** START Excerpted data **

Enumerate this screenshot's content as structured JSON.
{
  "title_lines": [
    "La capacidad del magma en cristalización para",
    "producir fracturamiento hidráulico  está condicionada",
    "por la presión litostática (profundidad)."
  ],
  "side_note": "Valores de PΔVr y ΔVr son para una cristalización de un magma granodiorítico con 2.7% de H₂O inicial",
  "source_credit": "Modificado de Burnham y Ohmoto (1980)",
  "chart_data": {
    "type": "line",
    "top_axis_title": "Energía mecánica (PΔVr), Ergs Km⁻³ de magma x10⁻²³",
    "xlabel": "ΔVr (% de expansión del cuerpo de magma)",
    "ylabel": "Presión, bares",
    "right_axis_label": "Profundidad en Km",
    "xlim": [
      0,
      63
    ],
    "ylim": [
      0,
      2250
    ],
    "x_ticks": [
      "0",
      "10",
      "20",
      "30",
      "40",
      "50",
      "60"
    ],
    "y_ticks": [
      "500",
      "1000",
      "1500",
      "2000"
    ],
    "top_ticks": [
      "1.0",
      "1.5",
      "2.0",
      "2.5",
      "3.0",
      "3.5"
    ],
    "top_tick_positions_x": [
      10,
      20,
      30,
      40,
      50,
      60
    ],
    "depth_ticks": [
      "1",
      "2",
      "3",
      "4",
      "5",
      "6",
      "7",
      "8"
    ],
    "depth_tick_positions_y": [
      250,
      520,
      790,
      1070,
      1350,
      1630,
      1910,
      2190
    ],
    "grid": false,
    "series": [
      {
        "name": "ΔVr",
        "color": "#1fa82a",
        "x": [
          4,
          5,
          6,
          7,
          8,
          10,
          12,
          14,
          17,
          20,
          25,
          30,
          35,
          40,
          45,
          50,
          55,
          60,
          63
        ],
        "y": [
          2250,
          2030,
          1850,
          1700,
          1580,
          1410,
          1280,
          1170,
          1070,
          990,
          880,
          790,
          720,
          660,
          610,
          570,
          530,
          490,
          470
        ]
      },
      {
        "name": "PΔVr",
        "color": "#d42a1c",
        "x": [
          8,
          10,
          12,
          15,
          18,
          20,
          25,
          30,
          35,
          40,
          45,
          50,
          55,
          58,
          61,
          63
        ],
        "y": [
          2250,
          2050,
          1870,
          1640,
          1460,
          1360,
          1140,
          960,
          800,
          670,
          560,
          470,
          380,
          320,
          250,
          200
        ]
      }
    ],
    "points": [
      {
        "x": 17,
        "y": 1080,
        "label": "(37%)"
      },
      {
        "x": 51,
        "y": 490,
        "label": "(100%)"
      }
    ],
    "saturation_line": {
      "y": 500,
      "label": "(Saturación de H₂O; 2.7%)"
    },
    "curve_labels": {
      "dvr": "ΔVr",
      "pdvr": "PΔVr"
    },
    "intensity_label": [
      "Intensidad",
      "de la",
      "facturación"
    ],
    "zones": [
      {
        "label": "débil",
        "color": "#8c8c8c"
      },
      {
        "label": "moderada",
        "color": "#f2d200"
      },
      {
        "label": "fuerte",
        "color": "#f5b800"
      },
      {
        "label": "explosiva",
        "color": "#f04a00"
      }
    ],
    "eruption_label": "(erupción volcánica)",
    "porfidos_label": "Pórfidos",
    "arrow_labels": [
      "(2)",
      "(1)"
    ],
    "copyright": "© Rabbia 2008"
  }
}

** END Excerpted data **

Out of the material above, gather each line where "para" appears.

→ **Answer to this exercise**:
    "La capacidad del magma en cristalización para",
  "side_note": "Valores de PΔVr y ΔVr son para una cristalización de un magma granodiorítico con 2.7% de H₂O inicial",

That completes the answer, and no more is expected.